**Source material:**
----------

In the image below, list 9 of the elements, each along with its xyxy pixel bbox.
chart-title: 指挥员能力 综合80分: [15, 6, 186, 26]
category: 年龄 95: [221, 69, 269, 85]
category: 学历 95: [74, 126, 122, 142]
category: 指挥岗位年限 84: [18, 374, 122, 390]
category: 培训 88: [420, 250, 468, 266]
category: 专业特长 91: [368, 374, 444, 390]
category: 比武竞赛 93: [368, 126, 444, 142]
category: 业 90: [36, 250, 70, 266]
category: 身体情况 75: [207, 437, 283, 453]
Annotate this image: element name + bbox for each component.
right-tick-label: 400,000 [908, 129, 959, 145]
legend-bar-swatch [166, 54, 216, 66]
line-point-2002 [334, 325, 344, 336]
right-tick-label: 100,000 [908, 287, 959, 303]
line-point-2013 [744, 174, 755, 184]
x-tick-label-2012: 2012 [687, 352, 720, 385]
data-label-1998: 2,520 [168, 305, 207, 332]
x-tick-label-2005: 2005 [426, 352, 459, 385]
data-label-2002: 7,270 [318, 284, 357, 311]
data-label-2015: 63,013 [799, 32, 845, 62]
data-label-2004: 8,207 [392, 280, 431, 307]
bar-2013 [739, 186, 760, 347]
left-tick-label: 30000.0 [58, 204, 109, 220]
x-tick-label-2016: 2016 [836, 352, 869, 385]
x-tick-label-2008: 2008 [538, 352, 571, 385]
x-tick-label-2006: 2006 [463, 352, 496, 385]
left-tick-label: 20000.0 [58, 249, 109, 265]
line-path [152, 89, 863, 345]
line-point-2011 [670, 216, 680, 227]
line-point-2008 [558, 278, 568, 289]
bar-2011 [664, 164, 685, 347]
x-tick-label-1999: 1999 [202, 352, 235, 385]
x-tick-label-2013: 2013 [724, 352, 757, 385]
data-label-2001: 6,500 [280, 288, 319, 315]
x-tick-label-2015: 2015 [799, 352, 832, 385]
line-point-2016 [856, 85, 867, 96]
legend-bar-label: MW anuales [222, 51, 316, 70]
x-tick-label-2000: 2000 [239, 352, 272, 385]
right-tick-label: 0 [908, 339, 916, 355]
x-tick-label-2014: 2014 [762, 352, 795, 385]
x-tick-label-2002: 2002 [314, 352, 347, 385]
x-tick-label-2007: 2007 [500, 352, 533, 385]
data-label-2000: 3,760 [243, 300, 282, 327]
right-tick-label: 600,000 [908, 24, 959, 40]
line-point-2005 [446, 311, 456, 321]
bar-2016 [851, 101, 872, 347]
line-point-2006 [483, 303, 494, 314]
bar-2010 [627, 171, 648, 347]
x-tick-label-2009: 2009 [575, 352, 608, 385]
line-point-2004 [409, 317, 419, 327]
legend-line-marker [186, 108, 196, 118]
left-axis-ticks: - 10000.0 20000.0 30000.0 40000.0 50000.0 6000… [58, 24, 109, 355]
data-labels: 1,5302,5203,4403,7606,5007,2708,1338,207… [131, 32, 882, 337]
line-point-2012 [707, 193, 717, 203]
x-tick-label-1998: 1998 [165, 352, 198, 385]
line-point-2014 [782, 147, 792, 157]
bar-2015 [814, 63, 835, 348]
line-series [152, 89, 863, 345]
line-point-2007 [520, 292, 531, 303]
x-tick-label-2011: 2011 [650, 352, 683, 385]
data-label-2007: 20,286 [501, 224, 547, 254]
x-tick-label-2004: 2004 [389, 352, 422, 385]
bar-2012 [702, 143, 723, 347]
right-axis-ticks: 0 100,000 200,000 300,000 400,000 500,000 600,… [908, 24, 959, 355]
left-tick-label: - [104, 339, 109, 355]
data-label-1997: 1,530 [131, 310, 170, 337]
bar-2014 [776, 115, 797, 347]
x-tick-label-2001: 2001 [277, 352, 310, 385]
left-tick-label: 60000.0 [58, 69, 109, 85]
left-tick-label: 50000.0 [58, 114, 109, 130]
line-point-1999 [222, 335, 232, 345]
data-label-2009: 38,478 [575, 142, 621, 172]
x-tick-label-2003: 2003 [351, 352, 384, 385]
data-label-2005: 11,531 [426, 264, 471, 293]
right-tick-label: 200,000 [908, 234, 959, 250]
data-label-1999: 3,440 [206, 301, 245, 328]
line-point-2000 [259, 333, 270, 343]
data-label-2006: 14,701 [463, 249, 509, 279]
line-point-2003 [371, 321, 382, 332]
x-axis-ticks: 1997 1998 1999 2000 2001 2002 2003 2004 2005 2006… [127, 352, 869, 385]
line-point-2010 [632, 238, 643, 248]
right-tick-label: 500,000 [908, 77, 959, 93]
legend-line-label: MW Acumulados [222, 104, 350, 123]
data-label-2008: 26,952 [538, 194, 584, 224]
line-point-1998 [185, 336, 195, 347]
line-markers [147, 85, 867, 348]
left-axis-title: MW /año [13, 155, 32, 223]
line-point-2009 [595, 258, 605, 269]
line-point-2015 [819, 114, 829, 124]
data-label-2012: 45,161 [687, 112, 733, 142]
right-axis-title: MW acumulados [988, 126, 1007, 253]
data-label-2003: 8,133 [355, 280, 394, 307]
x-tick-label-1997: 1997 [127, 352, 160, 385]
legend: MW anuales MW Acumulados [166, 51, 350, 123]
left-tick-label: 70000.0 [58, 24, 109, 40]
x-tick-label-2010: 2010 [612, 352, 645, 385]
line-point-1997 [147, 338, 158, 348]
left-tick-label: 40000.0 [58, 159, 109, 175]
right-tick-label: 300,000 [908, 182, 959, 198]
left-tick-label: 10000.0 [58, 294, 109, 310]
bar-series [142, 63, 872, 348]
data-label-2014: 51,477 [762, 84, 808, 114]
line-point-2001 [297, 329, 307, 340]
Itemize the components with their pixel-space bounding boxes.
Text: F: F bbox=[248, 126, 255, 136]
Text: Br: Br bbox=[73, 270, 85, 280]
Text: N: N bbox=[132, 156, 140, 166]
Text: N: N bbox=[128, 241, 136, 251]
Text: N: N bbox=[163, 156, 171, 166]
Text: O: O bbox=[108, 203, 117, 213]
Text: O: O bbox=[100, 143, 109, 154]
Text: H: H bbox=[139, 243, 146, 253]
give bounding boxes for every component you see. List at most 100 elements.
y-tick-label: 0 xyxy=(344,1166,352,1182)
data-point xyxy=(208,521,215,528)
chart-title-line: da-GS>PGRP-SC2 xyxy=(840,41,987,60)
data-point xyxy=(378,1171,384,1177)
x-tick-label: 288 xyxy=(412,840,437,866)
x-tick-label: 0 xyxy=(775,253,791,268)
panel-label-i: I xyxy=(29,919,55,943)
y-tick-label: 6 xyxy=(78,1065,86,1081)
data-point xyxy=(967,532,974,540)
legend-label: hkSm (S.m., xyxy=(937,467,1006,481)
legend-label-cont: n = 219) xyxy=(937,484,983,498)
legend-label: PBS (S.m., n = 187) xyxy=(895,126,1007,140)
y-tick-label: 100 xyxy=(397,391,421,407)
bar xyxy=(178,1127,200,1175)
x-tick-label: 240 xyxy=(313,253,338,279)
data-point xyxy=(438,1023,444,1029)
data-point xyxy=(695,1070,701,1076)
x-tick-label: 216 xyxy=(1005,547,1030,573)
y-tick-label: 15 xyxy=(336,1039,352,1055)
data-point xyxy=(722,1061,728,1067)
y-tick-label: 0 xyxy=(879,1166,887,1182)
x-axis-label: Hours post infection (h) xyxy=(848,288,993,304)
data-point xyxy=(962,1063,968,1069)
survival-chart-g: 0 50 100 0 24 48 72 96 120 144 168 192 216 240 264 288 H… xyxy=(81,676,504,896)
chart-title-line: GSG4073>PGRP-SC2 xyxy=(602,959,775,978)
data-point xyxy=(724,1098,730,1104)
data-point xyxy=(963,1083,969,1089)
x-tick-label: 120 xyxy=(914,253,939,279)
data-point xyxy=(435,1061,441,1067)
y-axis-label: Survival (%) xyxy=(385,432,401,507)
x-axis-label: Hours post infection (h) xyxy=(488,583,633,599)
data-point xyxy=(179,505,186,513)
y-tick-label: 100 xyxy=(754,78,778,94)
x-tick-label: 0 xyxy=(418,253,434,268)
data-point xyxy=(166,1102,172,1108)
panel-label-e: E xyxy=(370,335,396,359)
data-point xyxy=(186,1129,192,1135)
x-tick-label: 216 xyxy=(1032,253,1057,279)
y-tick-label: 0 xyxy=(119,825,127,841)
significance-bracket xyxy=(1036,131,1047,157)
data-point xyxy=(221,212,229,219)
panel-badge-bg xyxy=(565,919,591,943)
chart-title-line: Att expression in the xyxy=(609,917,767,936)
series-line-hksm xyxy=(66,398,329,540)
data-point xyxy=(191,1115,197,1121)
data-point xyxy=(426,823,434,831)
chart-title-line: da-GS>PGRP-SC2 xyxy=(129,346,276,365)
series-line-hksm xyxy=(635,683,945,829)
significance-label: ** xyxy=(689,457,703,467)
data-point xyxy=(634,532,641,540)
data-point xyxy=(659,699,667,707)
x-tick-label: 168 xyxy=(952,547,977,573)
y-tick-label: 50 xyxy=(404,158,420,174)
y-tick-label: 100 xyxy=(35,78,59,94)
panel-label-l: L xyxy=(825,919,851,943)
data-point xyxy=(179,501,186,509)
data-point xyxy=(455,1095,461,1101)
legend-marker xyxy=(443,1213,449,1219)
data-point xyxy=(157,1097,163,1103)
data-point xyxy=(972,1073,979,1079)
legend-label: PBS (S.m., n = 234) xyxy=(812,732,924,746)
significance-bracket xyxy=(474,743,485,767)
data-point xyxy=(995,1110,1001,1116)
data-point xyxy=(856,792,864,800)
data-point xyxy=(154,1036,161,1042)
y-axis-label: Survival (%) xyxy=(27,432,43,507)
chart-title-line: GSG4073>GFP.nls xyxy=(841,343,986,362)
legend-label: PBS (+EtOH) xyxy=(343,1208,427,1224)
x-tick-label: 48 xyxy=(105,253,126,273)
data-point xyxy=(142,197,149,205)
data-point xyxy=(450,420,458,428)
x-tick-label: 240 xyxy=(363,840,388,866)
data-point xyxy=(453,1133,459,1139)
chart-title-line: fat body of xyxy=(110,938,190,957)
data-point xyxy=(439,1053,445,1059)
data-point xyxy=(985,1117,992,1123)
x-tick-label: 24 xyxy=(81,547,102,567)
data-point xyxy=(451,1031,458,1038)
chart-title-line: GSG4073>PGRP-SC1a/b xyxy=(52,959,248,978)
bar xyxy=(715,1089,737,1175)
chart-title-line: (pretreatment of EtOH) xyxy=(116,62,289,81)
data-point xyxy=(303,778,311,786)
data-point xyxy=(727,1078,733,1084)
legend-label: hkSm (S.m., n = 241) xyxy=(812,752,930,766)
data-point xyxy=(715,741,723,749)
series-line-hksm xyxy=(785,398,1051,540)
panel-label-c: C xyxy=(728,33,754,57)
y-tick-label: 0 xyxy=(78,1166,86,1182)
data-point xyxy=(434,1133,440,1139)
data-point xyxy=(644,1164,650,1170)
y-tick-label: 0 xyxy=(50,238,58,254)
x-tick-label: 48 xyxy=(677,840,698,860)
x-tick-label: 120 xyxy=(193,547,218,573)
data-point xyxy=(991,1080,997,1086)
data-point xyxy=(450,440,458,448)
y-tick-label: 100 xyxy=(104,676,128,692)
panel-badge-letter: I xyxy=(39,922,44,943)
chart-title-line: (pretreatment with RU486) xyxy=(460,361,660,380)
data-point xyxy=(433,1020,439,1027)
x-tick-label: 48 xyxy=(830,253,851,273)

----------

**Stated task:** Copy the rows from the beginning through the line that contains "bar-2013 [739, 186, 760, 347]", changing every "data-label" to "value-label" and keeping everything else the same.

**Task answer:**
In the image below, list 9 of the elements, each along with its xyxy pixel bbox.
chart-title: 指挥员能力 综合80分: [15, 6, 186, 26]
category: 年龄 95: [221, 69, 269, 85]
category: 学历 95: [74, 126, 122, 142]
category: 指挥岗位年限 84: [18, 374, 122, 390]
category: 培训 88: [420, 250, 468, 266]
category: 专业特长 91: [368, 374, 444, 390]
category: 比武竞赛 93: [368, 126, 444, 142]
category: 业 90: [36, 250, 70, 266]
category: 身体情况 75: [207, 437, 283, 453]
Annotate this image: element name + bbox for each component.
right-tick-label: 400,000 [908, 129, 959, 145]
legend-bar-swatch [166, 54, 216, 66]
line-point-2002 [334, 325, 344, 336]
right-tick-label: 100,000 [908, 287, 959, 303]
line-point-2013 [744, 174, 755, 184]
x-tick-label-2012: 2012 [687, 352, 720, 385]
value-label-1998: 2,520 [168, 305, 207, 332]
x-tick-label-2005: 2005 [426, 352, 459, 385]
value-label-2002: 7,270 [318, 284, 357, 311]
value-label-2015: 63,013 [799, 32, 845, 62]
value-label-2004: 8,207 [392, 280, 431, 307]
bar-2013 [739, 186, 760, 347]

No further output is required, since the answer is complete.